### REQUIREMENT
Look below and pull out each line with the word "tabs".

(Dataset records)
###

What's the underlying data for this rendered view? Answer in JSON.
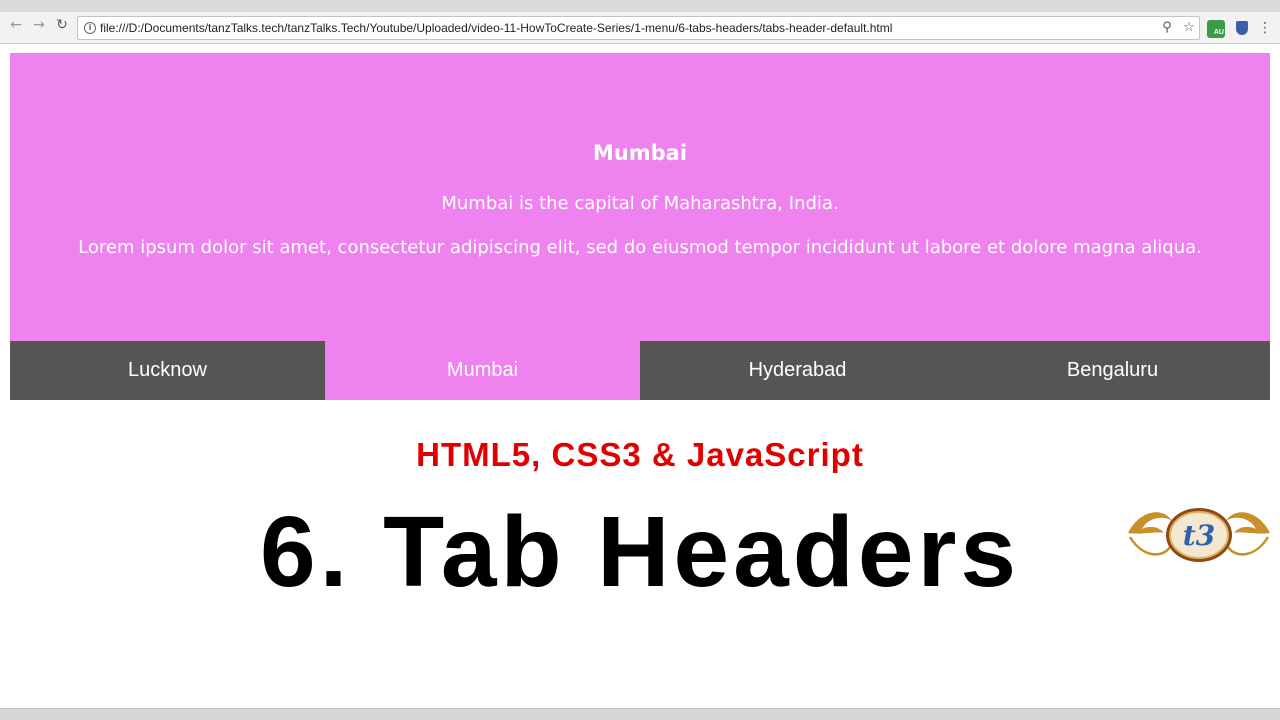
{
  "browser": {
    "url": "file:///D:/Documents/tanzTalks.tech/tanzTalks.Tech/Youtube/Uploaded/video-11-HowToCreate-Series/1-menu/6-tabs-headers/tabs-header-default.html",
    "extension_badge": "AU"
  },
  "panel": {
    "title": "Mumbai",
    "line1": "Mumbai is the capital of Maharashtra, India.",
    "line2": "Lorem ipsum dolor sit amet, consectetur adipiscing elit, sed do eiusmod tempor incididunt ut labore et dolore magna aliqua.",
    "color": "#ee82ee"
  },
  "tabs": [
    {
      "label": "Lucknow",
      "active": false
    },
    {
      "label": "Mumbai",
      "active": true
    },
    {
      "label": "Hyderabad",
      "active": false
    },
    {
      "label": "Bengaluru",
      "active": false
    }
  ],
  "tab_inactive_color": "#555555",
  "overlay": {
    "subtitle": "HTML5, CSS3 & JavaScript",
    "headline": "6. Tab Headers",
    "logo_text": "t3"
  }
}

###

### THE ANSWER
    "url": "file:///D:/Documents/tanzTalks.tech/tanzTalks.Tech/Youtube/Uploaded/video-11-HowToCreate-Series/1-menu/6-tabs-headers/tabs-header-default.html",
  "tabs": [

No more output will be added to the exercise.